> **WHAT NEEDS TO BE DONE**:
The records below are split into lines. How many of those lines contain the string "symbol"? Reply with the number only.

> **DATA PROVIDED**:
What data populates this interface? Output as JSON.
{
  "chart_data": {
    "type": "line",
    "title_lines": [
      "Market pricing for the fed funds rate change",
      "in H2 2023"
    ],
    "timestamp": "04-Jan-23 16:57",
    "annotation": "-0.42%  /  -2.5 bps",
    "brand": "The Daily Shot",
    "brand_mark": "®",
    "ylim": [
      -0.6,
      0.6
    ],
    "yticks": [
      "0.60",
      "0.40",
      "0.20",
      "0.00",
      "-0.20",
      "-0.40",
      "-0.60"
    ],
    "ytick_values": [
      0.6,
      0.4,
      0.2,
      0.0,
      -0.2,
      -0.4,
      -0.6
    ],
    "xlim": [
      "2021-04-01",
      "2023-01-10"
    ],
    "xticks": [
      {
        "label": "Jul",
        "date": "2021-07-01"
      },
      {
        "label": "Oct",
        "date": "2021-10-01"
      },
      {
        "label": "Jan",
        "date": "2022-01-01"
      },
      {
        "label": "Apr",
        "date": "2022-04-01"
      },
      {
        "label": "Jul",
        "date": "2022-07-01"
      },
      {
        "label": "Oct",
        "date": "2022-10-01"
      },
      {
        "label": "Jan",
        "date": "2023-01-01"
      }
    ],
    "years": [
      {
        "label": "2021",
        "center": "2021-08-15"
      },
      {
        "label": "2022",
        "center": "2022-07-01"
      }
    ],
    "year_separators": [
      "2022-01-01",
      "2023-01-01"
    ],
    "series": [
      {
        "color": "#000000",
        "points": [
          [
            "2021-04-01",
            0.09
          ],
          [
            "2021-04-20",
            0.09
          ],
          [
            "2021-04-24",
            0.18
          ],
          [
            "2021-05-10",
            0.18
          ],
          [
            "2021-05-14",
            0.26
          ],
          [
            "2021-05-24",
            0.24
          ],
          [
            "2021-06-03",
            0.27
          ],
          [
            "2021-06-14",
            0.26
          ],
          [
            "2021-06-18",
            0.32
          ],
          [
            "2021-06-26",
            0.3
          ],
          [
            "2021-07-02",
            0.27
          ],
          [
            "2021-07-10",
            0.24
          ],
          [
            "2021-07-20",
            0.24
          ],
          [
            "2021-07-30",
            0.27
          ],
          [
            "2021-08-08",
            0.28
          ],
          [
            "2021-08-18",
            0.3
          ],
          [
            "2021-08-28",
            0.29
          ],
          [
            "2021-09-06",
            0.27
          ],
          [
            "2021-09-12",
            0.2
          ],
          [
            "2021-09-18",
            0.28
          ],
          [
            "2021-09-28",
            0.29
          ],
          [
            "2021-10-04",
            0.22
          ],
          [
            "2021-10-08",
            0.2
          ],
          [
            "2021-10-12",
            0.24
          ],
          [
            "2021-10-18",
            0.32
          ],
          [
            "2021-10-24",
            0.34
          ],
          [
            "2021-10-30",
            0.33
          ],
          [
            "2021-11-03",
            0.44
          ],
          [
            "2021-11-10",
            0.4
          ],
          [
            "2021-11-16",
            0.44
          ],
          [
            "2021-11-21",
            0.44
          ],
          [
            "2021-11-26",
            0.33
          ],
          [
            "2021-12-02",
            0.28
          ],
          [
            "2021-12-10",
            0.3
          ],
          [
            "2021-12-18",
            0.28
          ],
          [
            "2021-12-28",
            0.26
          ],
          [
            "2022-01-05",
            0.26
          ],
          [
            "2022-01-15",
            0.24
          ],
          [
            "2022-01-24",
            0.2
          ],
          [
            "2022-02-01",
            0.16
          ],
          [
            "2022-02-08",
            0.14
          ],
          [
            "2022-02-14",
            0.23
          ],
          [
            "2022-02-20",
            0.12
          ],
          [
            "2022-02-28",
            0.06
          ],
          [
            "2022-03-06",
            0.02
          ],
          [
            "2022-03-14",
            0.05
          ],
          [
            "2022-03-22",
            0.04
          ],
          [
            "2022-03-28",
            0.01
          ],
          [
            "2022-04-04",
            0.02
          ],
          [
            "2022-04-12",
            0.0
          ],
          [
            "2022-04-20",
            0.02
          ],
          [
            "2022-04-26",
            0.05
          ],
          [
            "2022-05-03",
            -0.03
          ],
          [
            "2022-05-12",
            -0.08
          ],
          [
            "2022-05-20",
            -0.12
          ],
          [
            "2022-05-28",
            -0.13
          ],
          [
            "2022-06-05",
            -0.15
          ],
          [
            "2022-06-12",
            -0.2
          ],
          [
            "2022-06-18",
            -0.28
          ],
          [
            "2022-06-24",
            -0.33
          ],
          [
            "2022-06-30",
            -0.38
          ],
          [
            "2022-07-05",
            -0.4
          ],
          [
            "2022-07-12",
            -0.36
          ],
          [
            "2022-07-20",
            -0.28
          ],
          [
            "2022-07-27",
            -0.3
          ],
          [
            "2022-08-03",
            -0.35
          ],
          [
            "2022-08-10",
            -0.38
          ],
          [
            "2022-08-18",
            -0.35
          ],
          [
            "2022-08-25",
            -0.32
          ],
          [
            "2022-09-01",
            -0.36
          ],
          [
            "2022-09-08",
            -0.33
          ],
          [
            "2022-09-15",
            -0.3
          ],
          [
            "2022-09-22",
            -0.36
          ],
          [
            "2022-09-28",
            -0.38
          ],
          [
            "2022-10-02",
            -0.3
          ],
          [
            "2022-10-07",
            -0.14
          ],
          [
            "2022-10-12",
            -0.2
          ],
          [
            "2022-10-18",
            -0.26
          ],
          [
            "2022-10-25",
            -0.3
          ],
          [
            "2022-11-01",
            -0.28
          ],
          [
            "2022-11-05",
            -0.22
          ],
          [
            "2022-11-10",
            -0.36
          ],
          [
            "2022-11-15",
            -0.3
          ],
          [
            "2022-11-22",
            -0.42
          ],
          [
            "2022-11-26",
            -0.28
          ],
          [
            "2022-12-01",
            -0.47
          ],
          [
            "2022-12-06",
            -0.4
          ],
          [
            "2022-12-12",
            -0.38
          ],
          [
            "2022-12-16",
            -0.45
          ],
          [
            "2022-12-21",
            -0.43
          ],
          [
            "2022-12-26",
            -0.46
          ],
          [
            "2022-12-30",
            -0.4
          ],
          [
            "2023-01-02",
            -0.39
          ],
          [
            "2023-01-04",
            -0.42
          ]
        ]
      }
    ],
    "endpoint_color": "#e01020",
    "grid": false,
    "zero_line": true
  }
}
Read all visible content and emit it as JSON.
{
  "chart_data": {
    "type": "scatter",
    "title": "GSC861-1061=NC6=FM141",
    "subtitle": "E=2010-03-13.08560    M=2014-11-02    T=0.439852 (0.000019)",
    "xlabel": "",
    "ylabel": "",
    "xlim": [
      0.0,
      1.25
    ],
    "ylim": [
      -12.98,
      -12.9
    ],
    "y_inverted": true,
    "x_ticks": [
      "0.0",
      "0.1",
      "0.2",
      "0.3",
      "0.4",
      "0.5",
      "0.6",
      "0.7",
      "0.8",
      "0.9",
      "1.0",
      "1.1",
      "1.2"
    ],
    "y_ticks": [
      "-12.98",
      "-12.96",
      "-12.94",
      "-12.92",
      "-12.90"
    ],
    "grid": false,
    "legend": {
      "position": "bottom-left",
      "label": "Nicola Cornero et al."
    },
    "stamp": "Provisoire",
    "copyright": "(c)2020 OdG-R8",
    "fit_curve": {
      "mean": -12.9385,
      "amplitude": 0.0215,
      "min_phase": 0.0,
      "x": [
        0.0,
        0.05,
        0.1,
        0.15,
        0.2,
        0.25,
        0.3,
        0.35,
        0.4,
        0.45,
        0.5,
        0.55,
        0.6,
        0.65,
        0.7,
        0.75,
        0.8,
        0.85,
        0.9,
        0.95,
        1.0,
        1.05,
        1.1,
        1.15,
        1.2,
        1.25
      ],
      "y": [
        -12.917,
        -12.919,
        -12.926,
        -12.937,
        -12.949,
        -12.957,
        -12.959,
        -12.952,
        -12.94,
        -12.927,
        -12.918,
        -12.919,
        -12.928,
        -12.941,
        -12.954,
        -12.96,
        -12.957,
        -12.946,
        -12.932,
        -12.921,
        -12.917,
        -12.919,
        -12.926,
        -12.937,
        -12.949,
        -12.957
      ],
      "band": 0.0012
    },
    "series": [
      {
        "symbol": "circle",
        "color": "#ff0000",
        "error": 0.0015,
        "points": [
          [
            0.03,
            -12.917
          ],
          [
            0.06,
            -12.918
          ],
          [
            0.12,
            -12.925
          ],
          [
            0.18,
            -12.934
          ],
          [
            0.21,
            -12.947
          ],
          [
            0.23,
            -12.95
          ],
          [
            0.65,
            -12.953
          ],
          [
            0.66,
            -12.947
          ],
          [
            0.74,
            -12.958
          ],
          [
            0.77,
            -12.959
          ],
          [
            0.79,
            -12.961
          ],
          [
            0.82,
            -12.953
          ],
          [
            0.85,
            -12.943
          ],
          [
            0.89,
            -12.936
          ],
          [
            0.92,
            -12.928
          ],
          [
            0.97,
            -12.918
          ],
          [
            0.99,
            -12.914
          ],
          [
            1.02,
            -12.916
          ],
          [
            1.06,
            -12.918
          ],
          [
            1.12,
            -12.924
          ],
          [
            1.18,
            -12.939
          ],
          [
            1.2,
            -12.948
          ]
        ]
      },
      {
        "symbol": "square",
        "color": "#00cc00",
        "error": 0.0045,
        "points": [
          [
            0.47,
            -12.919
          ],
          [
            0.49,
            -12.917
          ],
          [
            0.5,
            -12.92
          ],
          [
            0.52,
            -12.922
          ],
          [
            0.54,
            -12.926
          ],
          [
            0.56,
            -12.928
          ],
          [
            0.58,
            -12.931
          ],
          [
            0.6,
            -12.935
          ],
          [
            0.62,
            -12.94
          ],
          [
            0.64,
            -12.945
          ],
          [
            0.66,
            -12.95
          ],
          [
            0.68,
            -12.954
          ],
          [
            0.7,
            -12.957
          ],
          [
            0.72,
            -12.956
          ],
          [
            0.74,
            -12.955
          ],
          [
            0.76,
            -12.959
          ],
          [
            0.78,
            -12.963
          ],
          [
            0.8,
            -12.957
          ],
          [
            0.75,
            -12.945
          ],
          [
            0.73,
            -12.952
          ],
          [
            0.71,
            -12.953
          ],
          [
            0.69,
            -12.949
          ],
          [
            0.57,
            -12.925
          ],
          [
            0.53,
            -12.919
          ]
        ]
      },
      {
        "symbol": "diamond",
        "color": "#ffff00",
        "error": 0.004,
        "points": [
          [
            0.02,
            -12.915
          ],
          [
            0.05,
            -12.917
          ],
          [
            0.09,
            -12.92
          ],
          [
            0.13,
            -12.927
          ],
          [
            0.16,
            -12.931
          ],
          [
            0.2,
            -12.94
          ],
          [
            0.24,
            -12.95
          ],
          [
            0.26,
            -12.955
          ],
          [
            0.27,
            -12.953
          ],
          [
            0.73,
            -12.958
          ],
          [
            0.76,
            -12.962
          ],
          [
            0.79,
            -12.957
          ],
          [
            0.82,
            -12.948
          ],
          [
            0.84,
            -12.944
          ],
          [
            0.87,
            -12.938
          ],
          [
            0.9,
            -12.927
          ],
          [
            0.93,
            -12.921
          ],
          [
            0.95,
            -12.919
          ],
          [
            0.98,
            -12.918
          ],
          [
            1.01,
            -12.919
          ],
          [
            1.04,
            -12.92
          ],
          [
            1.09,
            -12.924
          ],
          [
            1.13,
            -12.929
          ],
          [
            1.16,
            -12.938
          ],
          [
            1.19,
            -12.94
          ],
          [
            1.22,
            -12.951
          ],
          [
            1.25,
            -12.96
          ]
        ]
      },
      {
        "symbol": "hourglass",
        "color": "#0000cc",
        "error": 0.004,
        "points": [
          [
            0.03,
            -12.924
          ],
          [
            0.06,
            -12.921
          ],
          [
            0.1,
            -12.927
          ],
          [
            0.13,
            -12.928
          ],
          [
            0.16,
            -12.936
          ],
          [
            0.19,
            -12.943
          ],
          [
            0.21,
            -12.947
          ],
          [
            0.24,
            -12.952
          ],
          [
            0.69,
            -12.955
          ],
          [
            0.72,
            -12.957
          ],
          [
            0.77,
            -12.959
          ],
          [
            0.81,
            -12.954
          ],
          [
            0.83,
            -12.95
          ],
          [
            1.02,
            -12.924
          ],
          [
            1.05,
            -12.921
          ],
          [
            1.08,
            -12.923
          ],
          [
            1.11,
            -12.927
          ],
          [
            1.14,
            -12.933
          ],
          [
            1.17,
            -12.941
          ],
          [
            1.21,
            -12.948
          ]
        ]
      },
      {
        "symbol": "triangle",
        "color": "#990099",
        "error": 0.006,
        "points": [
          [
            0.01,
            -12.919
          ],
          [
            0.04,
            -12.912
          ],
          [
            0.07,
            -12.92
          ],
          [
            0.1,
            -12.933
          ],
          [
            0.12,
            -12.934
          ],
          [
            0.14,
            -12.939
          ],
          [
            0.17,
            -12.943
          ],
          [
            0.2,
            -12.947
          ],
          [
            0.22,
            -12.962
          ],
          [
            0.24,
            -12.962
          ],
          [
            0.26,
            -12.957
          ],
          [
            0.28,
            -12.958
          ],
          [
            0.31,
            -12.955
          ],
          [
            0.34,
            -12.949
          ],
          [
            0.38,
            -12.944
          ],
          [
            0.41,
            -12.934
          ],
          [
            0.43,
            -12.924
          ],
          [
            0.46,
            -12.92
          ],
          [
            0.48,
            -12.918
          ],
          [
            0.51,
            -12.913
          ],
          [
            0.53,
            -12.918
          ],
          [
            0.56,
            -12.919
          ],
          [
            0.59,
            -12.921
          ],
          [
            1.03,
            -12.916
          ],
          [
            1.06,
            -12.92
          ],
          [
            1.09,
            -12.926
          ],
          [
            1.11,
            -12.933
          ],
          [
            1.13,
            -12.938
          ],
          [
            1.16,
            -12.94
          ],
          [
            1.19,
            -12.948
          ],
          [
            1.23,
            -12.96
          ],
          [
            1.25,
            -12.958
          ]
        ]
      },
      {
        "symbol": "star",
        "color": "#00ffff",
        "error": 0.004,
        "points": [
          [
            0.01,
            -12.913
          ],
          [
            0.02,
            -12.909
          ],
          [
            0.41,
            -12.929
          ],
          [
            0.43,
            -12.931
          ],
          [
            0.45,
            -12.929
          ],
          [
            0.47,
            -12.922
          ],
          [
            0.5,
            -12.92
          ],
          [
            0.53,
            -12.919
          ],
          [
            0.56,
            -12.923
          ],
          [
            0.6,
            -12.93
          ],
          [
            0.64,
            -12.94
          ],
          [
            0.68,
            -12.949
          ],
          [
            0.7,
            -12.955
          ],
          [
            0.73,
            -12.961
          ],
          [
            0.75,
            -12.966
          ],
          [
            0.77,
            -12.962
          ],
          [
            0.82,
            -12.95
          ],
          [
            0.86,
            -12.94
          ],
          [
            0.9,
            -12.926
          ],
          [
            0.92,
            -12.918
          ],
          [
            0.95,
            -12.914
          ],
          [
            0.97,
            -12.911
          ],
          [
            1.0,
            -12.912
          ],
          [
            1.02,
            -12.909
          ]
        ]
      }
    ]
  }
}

> **RESULT**:
6